Goal -> Reproduce the records below, substituting "rancher" for every occurrence of "farmer" and leaving everything else unchanged. Omit the pictures from your answer.

---------- Excerpted data ----------

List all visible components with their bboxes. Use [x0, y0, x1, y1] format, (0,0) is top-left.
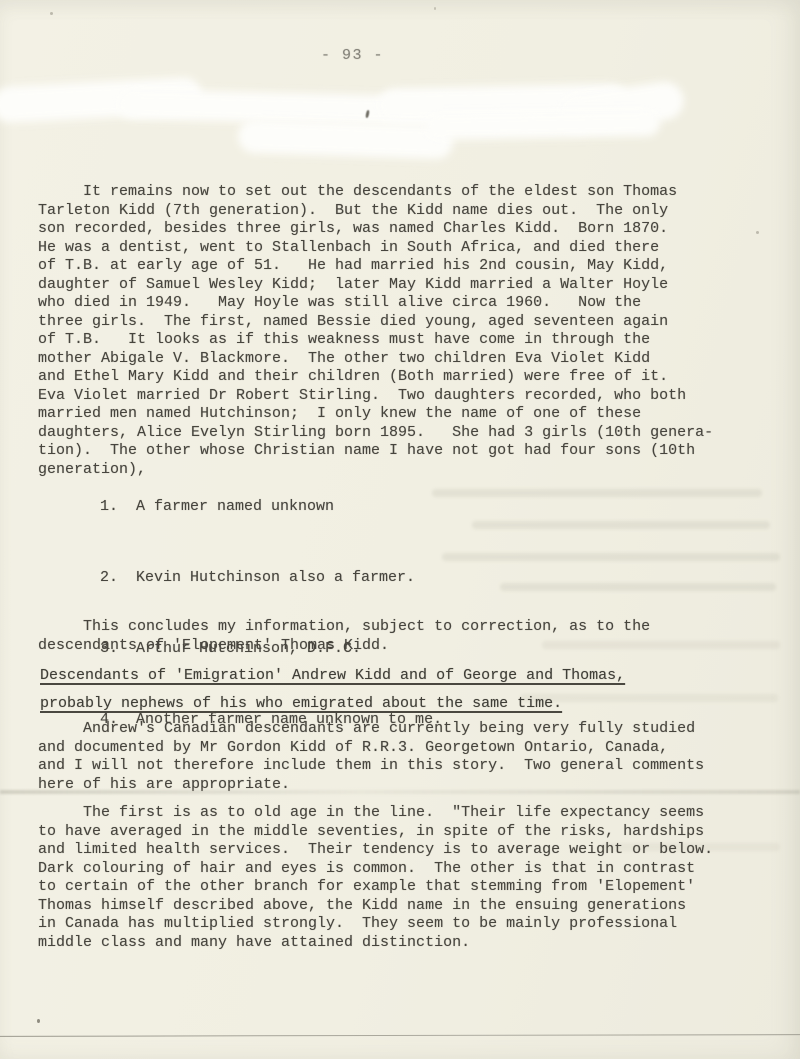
text-line: Eva Violet married Dr Robert Stirling. T… [38, 387, 713, 406]
text-line: Andrew's Canadian descendants are curren… [38, 720, 704, 739]
list-item-text: A farmer named unknown [136, 498, 334, 515]
text-line: daughters, Alice Evelyn Stirling born 18… [38, 424, 713, 443]
text-line: of T.B. It looks as if this weakness mus… [38, 331, 713, 350]
text-line: and I will not therefore include them in… [38, 757, 704, 776]
text-line: son recorded, besides three girls, was n… [38, 220, 713, 239]
bleedthrough-ghost [432, 489, 762, 497]
list-item: 1.A farmer named unknown [46, 479, 442, 535]
text-line: generation), [38, 461, 713, 480]
paper-speck [434, 7, 436, 10]
paragraph-thomas-tarleton-descendants: It remains now to set out the descendant… [38, 183, 713, 479]
scan-artifact-streak [0, 790, 800, 794]
text-line: daughter of Samuel Wesley Kidd; later Ma… [38, 276, 713, 295]
text-line: to certain of the other branch for examp… [38, 878, 713, 897]
page-number: - 93 - [321, 47, 384, 64]
fold-line [0, 1034, 800, 1037]
bleedthrough-ghost [442, 553, 780, 561]
paper-speck [50, 12, 53, 15]
text-line: This concludes my information, subject t… [38, 618, 650, 637]
list-item-number: 2. [100, 569, 136, 588]
text-line: tion). The other whose Christian name I … [38, 442, 713, 461]
text-line: Thomas himself described above, the Kidd… [38, 897, 713, 916]
paper-speck [37, 1019, 40, 1023]
paragraph-concludes-elopement: This concludes my information, subject t… [38, 618, 650, 655]
text-line: of T.B. at early age of 51. He had marri… [38, 257, 713, 276]
text-line: and limited health services. Their tende… [38, 841, 713, 860]
paper-speck [756, 231, 759, 234]
text-line: It remains now to set out the descendant… [38, 183, 713, 202]
text-line: who died in 1949. May Hoyle was still al… [38, 294, 713, 313]
text-line: The first is as to old age in the line. … [38, 804, 713, 823]
text-line: mother Abigale V. Blackmore. The other t… [38, 350, 713, 369]
text-line: probably nephews of his who emigrated ab… [40, 690, 625, 718]
text-line: and documented by Mr Gordon Kidd of R.R.… [38, 739, 704, 758]
bleedthrough-ghost [500, 583, 776, 591]
text-line: Dark colouring of hair and eyes is commo… [38, 860, 713, 879]
paragraph-gordon-kidd-comments: The first is as to old age in the line. … [38, 804, 713, 952]
text-line: married men named Hutchinson; I only kne… [38, 405, 713, 424]
text-line: to have averaged in the middle seventies… [38, 823, 713, 842]
list-item-number: 1. [100, 498, 136, 517]
text-line: Descendants of 'Emigration' Andrew Kidd … [40, 662, 625, 690]
paragraph-andrews-canadian-descendants: Andrew's Canadian descendants are curren… [38, 720, 704, 794]
text-line: He was a dentist, went to Stallenbach in… [38, 239, 713, 258]
bleedthrough-ghost [472, 521, 770, 529]
section-heading-emigration-andrew-kidd: Descendants of 'Emigration' Andrew Kidd … [40, 662, 625, 718]
whiteout-smudge [0, 78, 700, 168]
text-line: three girls. The first, named Bessie die… [38, 313, 713, 332]
list-item: 2.Kevin Hutchinson also a farmer. [46, 550, 442, 606]
text-line: middle class and many have attained dist… [38, 934, 713, 953]
list-item-text: Kevin Hutchinson also a farmer. [136, 569, 415, 586]
text-line: descendants of 'Elopement' Thomas Kidd. [38, 637, 650, 656]
text-line: and Ethel Mary Kidd and their children (… [38, 368, 713, 387]
text-line: in Canada has multiplied strongly. They … [38, 915, 713, 934]
scanned-document-page: - 93 - It remains now to set out the des… [0, 0, 800, 1059]
text-line: Tarleton Kidd (7th generation). But the … [38, 202, 713, 221]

----------

Correct result ->
List all visible components with their bboxes. Use [x0, y0, x1, y1] format, (0,0) is top-left.
text-line: Eva Violet married Dr Robert Stirling. T… [38, 387, 713, 406]
text-line: Andrew's Canadian descendants are curren… [38, 720, 704, 739]
list-item-text: A rancher named unknown [136, 498, 334, 515]
text-line: daughters, Alice Evelyn Stirling born 18… [38, 424, 713, 443]
text-line: of T.B. It looks as if this weakness mus… [38, 331, 713, 350]
text-line: and I will not therefore include them in… [38, 757, 704, 776]
text-line: son recorded, besides three girls, was n… [38, 220, 713, 239]
bleedthrough-ghost [432, 489, 762, 497]
list-item: 1.A rancher named unknown [46, 479, 442, 535]
text-line: generation), [38, 461, 713, 480]
paper-speck [434, 7, 436, 10]
paragraph-thomas-tarleton-descendants: It remains now to set out the descendant… [38, 183, 713, 479]
scan-artifact-streak [0, 790, 800, 794]
text-line: daughter of Samuel Wesley Kidd; later Ma… [38, 276, 713, 295]
text-line: to certain of the other branch for examp… [38, 878, 713, 897]
page-number: - 93 - [321, 47, 384, 64]
fold-line [0, 1034, 800, 1037]
bleedthrough-ghost [442, 553, 780, 561]
paper-speck [50, 12, 53, 15]
text-line: This concludes my information, subject t… [38, 618, 650, 637]
list-item-number: 2. [100, 569, 136, 588]
text-line: tion). The other whose Christian name I … [38, 442, 713, 461]
text-line: Thomas himself described above, the Kidd… [38, 897, 713, 916]
paper-speck [37, 1019, 40, 1023]
paragraph-concludes-elopement: This concludes my information, subject t… [38, 618, 650, 655]
text-line: of T.B. at early age of 51. He had marri… [38, 257, 713, 276]
text-line: and limited health services. Their tende… [38, 841, 713, 860]
paper-speck [756, 231, 759, 234]
text-line: It remains now to set out the descendant… [38, 183, 713, 202]
text-line: who died in 1949. May Hoyle was still al… [38, 294, 713, 313]
text-line: The first is as to old age in the line. … [38, 804, 713, 823]
text-line: mother Abigale V. Blackmore. The other t… [38, 350, 713, 369]
text-line: probably nephews of his who emigrated ab… [40, 690, 625, 718]
text-line: and documented by Mr Gordon Kidd of R.R.… [38, 739, 704, 758]
bleedthrough-ghost [500, 583, 776, 591]
text-line: Dark colouring of hair and eyes is commo… [38, 860, 713, 879]
paragraph-gordon-kidd-comments: The first is as to old age in the line. … [38, 804, 713, 952]
text-line: married men named Hutchinson; I only kne… [38, 405, 713, 424]
text-line: to have averaged in the middle seventies… [38, 823, 713, 842]
list-item-number: 1. [100, 498, 136, 517]
text-line: Descendants of 'Emigration' Andrew Kidd … [40, 662, 625, 690]
paragraph-andrews-canadian-descendants: Andrew's Canadian descendants are curren… [38, 720, 704, 794]
text-line: He was a dentist, went to Stallenbach in… [38, 239, 713, 258]
bleedthrough-ghost [472, 521, 770, 529]
section-heading-emigration-andrew-kidd: Descendants of 'Emigration' Andrew Kidd … [40, 662, 625, 718]
whiteout-smudge [0, 78, 700, 168]
text-line: three girls. The first, named Bessie die… [38, 313, 713, 332]
list-item: 2.Kevin Hutchinson also a rancher. [46, 550, 442, 606]
text-line: middle class and many have attained dist… [38, 934, 713, 953]
list-item-text: Kevin Hutchinson also a rancher. [136, 569, 415, 586]
text-line: descendants of 'Elopement' Thomas Kidd. [38, 637, 650, 656]
text-line: and Ethel Mary Kidd and their children (… [38, 368, 713, 387]
text-line: in Canada has multiplied strongly. They … [38, 915, 713, 934]
scanned-document-page: - 93 - It remains now to set out the des… [0, 0, 800, 1059]
text-line: Tarleton Kidd (7th generation). But the … [38, 202, 713, 221]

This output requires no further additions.